▸ **SET PROBLEM**
Please transcribe the listing below in full and word for word, without its pictures.
++++ MATERIAL FOR THIS EXERCISE ++++
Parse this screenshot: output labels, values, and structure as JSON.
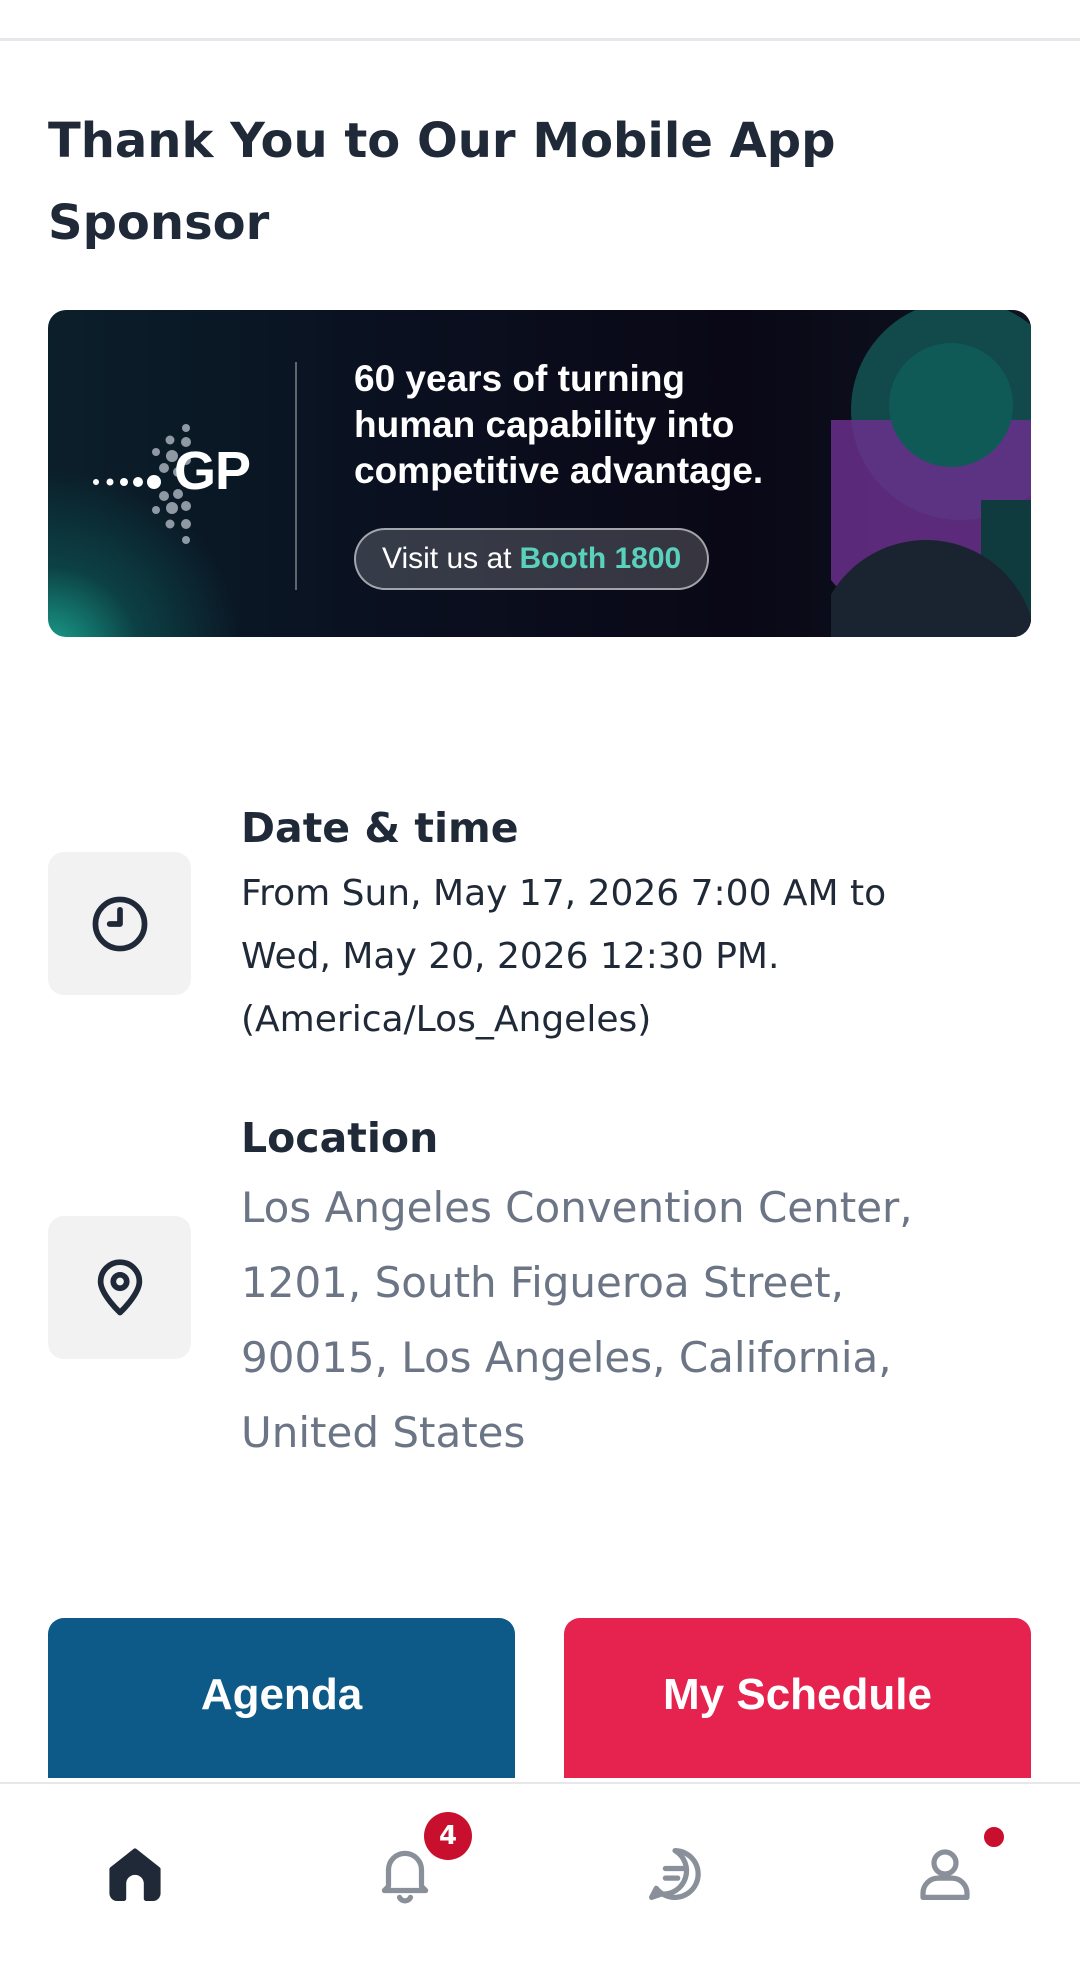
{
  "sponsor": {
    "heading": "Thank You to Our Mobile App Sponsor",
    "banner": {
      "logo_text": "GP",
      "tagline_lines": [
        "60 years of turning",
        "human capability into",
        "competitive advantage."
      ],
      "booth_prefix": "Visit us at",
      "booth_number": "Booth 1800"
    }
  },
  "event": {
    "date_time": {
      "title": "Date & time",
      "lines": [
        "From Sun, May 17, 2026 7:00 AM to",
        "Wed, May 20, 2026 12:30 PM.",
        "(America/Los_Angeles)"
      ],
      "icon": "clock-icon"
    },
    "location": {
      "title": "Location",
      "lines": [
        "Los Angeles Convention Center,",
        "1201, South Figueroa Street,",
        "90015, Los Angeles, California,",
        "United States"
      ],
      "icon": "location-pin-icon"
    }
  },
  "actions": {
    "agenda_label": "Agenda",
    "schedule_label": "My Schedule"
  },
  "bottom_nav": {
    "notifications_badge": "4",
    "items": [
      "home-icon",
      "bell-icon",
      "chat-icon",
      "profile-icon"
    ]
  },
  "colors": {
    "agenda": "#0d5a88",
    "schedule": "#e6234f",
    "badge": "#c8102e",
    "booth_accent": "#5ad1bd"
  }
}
++++
▸ **EXERCISE RESULT**
Parse this screenshot: output labels, values, and structure as JSON.
{
  "sponsor": {
    "heading": "Thank You to Our Mobile App Sponsor",
    "banner": {
      "logo_text": "GP",
      "tagline_lines": [
        "60 years of turning",
        "human capability into",
        "competitive advantage."
      ],
      "booth_prefix": "Visit us at",
      "booth_number": "Booth 1800"
    }
  },
  "event": {
    "date_time": {
      "title": "Date & time",
      "lines": [
        "From Sun, May 17, 2026 7:00 AM to",
        "Wed, May 20, 2026 12:30 PM.",
        "(America/Los_Angeles)"
      ],
      "icon": "clock-icon"
    },
    "location": {
      "title": "Location",
      "lines": [
        "Los Angeles Convention Center,",
        "1201, South Figueroa Street,",
        "90015, Los Angeles, California,",
        "United States"
      ],
      "icon": "location-pin-icon"
    }
  },
  "actions": {
    "agenda_label": "Agenda",
    "schedule_label": "My Schedule"
  },
  "bottom_nav": {
    "notifications_badge": "4",
    "items": [
      "home-icon",
      "bell-icon",
      "chat-icon",
      "profile-icon"
    ]
  },
  "colors": {
    "agenda": "#0d5a88",
    "schedule": "#e6234f",
    "badge": "#c8102e",
    "booth_accent": "#5ad1bd"
  }
}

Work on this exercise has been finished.